- **Supplied passage**
↓↓↓
= L. Georgi DiStefano =

Social work and drug abuse scholar

Laura Georgi DeStafano is a Licensed Clinical Social Worker (LCSW) who served as the Executive Director/Clinical Director for the San Diego State University’s Center for Alcohol & Drug Studies, Driving Under the Influence Program, from 2001-2013.

DiStefano received her Bachelor of Arts (B.A.) degree with highest honors from Richmond College (now called College of Staten Island) and her Masters in Social Work degree from the State University of New York at Stony Brook.

==Career==
DiStefano conceived The Paradigm Developmental Model of Treatment (PDMT) in 2004. Working with Melinda “Mindy” Hohman, Ph.D., it has been adapted for multiple DUI offenders. Together they wrote and published in 2010. She followed it up in April 2012, when DiStefano published her second book: Paradigm Developmental Model of Treatment GROUP TOPICS. The PDMT Companion Workbook for DUI and Substance Abuse Treatment Programs.
↑↑↑
Saved entries:
↓↓↓
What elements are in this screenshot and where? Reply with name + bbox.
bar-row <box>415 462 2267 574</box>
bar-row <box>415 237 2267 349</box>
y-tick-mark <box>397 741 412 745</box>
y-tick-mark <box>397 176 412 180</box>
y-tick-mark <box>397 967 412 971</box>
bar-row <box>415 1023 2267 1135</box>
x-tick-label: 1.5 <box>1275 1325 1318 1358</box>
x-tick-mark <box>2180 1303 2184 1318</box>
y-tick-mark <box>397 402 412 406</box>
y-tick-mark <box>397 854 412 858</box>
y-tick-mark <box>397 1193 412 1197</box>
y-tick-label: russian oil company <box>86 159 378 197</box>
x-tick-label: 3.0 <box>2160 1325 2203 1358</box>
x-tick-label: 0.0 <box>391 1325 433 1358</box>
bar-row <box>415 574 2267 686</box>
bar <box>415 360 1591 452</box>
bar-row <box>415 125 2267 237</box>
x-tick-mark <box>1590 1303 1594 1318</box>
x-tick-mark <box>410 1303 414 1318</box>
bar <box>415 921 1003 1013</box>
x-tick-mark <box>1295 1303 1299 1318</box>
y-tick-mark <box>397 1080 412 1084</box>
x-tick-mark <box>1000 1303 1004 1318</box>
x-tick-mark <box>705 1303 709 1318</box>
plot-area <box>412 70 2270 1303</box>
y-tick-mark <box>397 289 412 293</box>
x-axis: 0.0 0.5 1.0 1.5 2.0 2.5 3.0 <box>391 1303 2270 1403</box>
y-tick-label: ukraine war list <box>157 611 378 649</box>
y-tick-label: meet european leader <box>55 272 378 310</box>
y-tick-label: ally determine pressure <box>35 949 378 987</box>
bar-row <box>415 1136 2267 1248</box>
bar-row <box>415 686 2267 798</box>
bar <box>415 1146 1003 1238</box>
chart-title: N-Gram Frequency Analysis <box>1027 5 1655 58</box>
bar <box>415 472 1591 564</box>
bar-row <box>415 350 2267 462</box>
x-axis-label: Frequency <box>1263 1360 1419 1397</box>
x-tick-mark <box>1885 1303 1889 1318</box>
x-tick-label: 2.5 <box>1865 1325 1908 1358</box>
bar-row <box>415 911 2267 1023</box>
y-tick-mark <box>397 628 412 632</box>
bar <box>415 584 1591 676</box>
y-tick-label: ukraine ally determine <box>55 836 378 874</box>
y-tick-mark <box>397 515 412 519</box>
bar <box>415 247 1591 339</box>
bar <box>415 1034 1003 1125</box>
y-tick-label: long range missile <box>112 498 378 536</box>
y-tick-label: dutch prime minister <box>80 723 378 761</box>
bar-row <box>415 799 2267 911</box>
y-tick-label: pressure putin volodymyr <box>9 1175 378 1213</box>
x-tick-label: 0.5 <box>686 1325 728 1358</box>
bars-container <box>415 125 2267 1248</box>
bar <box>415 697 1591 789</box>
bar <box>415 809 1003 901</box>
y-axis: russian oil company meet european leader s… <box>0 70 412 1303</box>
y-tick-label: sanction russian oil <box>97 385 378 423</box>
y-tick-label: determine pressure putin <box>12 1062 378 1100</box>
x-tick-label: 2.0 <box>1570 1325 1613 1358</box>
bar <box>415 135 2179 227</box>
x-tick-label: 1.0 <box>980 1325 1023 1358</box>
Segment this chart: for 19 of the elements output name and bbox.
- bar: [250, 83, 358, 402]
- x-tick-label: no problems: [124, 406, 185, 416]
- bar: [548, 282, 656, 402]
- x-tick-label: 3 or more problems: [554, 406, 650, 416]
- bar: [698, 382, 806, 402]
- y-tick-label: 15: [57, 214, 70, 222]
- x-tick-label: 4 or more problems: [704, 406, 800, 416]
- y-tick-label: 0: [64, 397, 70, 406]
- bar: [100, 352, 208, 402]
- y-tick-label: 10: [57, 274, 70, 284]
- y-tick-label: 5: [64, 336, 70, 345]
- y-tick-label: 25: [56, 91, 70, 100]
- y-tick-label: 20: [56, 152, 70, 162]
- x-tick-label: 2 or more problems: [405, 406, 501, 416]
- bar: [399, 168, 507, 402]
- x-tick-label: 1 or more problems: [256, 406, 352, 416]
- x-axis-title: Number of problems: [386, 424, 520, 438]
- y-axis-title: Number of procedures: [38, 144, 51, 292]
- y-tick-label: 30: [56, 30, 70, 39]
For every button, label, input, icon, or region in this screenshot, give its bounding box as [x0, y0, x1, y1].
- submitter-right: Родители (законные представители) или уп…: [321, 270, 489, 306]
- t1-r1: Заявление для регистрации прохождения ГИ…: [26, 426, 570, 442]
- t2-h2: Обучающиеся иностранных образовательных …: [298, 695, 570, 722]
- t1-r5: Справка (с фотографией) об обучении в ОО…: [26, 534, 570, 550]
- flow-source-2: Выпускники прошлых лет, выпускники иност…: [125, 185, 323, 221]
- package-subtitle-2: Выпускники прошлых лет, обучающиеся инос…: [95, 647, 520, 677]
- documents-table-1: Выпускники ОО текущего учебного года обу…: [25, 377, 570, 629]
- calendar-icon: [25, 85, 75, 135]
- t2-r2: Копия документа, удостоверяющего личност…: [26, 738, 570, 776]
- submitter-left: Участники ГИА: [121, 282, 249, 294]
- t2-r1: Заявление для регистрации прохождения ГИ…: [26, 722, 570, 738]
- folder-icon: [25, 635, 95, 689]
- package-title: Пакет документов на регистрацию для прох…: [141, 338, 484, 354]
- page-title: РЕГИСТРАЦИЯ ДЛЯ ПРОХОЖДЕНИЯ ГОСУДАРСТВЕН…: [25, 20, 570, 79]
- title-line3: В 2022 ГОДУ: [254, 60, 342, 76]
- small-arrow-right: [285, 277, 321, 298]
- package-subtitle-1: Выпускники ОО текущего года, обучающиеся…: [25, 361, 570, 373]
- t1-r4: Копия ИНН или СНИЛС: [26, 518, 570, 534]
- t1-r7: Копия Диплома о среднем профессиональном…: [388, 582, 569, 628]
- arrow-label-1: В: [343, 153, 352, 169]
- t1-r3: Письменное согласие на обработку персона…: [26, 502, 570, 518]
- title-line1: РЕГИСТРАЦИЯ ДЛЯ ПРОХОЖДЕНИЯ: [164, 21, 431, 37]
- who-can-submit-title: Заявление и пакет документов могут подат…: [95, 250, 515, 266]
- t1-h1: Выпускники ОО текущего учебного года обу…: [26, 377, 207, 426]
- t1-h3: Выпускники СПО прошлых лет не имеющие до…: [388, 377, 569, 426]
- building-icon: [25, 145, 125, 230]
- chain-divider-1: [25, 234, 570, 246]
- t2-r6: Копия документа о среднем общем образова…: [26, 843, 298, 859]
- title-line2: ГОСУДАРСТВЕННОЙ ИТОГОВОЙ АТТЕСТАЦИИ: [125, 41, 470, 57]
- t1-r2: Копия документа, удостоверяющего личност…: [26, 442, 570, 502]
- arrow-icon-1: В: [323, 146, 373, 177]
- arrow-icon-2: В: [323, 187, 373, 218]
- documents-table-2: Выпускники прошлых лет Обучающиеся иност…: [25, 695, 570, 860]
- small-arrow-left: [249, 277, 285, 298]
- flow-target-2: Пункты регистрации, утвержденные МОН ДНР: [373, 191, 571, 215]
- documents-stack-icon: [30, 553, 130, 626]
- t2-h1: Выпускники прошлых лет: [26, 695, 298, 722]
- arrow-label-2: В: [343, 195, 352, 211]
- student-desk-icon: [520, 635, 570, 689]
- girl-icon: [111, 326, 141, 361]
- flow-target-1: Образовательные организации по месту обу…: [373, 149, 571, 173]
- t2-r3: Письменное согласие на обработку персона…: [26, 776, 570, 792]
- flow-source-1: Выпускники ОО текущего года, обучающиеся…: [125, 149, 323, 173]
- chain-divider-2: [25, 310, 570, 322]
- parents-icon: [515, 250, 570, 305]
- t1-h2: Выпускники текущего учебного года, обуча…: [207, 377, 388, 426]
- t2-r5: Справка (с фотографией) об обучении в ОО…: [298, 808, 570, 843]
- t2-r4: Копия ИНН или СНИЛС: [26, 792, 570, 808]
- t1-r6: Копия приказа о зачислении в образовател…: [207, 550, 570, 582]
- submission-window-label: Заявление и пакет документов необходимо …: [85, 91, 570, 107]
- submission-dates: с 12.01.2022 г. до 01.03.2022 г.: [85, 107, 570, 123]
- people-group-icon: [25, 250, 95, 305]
↑↑↑
- **Activity 1**
According to the DiStefano biography, where did she earn her Masters in Social Work degree?
- **Activity 2**
Continue the biography of L. Georgi DiStefano from the point where it stops.
The listing has no connection to the biography of L. Georgi DiStefano.

- **Answer 1**
The State University of New York at Stony Brook.

- **Answer 2**
DiStefano is an international trainer with the High Conflict Institute teaching workplace conflict resolution and in her private practice, provides EAP services to ValueOptions and Anthem Blue Cross. Previously, she managed the Kaiser EAP program San Diego, California, coordinating the Critical Incident Team and working with the Threat Management Committee.